* [Task to complete]: Wherever the string "right" appears in the listing, copy that line.

━━ Provided records

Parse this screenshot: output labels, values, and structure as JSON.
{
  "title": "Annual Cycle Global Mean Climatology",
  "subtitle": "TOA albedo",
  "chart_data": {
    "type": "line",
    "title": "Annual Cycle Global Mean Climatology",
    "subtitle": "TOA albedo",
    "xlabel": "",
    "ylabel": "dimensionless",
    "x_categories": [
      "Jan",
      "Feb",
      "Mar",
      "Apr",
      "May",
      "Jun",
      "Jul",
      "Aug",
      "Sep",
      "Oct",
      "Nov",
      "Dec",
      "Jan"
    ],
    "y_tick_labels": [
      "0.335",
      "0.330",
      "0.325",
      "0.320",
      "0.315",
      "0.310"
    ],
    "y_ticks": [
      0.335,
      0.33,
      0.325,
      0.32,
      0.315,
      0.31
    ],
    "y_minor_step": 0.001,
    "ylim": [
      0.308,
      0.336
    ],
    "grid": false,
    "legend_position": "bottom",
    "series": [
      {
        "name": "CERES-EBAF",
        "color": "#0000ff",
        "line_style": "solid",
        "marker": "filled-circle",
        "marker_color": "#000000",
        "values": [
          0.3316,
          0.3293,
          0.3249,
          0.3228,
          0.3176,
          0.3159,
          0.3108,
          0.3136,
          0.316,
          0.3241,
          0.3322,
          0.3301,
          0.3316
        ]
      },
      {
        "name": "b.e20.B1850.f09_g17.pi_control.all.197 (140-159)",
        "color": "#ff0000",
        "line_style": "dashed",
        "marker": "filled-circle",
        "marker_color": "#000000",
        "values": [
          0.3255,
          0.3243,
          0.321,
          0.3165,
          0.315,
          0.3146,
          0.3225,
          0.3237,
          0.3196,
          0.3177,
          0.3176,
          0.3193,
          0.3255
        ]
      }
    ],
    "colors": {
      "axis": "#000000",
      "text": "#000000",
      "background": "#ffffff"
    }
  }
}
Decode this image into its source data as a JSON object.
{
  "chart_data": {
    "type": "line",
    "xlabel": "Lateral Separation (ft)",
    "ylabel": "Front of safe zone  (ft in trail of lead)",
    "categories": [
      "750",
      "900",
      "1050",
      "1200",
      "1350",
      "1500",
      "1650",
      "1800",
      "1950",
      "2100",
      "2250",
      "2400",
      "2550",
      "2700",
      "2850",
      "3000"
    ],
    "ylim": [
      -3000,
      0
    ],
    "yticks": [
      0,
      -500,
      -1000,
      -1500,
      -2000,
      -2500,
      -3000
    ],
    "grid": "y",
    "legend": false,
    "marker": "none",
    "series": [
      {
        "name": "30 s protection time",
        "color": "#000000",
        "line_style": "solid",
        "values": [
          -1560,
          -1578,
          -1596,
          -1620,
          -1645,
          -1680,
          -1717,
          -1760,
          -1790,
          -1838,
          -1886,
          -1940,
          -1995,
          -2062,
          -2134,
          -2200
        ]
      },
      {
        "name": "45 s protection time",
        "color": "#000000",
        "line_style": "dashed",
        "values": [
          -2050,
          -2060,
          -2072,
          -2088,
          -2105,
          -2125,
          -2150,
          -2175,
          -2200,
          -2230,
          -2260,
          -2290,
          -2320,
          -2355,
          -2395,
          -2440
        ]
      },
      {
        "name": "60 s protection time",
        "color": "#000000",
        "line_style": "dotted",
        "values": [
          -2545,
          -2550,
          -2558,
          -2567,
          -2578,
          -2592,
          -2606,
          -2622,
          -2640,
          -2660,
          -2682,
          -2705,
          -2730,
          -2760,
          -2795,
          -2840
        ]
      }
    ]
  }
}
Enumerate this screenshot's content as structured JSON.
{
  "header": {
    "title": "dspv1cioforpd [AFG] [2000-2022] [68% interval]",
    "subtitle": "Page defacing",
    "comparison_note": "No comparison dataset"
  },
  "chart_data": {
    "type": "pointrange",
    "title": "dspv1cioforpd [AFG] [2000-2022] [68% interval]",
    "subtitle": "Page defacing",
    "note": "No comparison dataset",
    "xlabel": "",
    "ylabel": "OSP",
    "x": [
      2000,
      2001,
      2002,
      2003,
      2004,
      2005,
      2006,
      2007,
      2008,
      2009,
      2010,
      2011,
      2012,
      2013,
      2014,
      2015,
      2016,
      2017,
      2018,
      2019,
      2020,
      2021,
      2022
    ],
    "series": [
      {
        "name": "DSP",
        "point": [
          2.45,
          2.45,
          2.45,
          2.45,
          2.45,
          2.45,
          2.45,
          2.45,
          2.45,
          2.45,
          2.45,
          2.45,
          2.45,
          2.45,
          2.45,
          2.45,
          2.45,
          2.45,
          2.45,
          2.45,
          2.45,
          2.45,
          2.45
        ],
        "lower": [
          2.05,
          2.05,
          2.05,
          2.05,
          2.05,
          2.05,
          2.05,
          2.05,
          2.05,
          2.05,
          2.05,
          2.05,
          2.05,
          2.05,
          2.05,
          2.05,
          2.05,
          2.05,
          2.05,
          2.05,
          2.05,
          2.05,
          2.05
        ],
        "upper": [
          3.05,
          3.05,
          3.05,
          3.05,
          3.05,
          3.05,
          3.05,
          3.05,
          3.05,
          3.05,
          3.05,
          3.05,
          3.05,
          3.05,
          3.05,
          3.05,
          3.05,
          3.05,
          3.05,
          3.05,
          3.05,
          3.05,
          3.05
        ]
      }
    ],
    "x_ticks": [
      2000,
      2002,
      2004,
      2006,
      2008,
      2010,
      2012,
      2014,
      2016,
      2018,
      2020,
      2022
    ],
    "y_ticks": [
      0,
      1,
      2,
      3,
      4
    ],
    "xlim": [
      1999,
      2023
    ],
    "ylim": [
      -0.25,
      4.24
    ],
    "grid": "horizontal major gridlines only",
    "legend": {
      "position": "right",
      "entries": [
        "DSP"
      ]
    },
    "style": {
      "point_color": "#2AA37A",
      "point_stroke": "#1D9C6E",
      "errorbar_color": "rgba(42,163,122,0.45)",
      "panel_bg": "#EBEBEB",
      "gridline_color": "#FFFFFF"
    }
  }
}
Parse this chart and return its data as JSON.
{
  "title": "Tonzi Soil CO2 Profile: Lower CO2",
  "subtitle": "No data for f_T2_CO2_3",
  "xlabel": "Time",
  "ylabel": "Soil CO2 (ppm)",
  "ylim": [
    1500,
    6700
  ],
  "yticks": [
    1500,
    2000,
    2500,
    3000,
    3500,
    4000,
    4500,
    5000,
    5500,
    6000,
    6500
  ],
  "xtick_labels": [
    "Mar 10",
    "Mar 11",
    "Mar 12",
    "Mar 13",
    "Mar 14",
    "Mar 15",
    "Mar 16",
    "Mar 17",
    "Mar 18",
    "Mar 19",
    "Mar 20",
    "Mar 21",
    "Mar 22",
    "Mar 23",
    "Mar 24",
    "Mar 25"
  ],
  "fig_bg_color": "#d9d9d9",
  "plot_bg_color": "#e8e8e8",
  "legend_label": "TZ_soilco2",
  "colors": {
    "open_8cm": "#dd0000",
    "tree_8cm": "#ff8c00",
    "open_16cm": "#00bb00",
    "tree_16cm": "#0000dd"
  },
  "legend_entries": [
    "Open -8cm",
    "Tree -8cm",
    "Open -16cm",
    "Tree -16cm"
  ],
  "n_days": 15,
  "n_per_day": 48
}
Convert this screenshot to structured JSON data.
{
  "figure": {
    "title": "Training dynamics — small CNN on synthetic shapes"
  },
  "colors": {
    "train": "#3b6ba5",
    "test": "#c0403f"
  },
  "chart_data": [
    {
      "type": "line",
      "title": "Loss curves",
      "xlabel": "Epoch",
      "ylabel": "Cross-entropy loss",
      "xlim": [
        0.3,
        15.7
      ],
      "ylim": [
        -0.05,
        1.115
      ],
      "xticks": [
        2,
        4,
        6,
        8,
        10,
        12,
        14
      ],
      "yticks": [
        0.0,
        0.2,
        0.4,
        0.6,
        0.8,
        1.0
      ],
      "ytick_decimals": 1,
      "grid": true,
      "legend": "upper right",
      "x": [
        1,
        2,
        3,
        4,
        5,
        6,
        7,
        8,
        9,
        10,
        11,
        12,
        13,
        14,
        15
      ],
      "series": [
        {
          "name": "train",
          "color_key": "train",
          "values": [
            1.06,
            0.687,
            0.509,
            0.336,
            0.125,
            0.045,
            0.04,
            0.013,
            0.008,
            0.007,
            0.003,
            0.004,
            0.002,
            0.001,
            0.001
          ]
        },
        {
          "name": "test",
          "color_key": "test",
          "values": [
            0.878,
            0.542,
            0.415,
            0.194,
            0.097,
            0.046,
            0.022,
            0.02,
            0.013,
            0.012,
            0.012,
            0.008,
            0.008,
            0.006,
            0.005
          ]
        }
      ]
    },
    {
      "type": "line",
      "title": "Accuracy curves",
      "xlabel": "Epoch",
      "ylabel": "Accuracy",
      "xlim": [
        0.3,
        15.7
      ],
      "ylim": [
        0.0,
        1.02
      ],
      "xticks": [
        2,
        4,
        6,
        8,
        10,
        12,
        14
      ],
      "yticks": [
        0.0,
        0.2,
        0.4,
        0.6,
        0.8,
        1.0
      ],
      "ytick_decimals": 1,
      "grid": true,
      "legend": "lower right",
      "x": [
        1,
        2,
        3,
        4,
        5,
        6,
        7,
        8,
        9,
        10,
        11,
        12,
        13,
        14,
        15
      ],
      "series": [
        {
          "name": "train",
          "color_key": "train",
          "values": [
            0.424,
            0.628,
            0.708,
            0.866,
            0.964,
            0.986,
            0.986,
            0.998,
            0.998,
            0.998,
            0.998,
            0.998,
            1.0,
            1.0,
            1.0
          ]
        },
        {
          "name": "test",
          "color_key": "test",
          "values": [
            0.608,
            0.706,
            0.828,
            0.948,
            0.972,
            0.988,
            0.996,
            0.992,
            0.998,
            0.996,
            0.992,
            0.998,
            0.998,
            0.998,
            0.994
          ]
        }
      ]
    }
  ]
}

━━━━

* [Answer to the task]:
      "position": "right",
      "legend": "upper right",
      "legend": "lower right",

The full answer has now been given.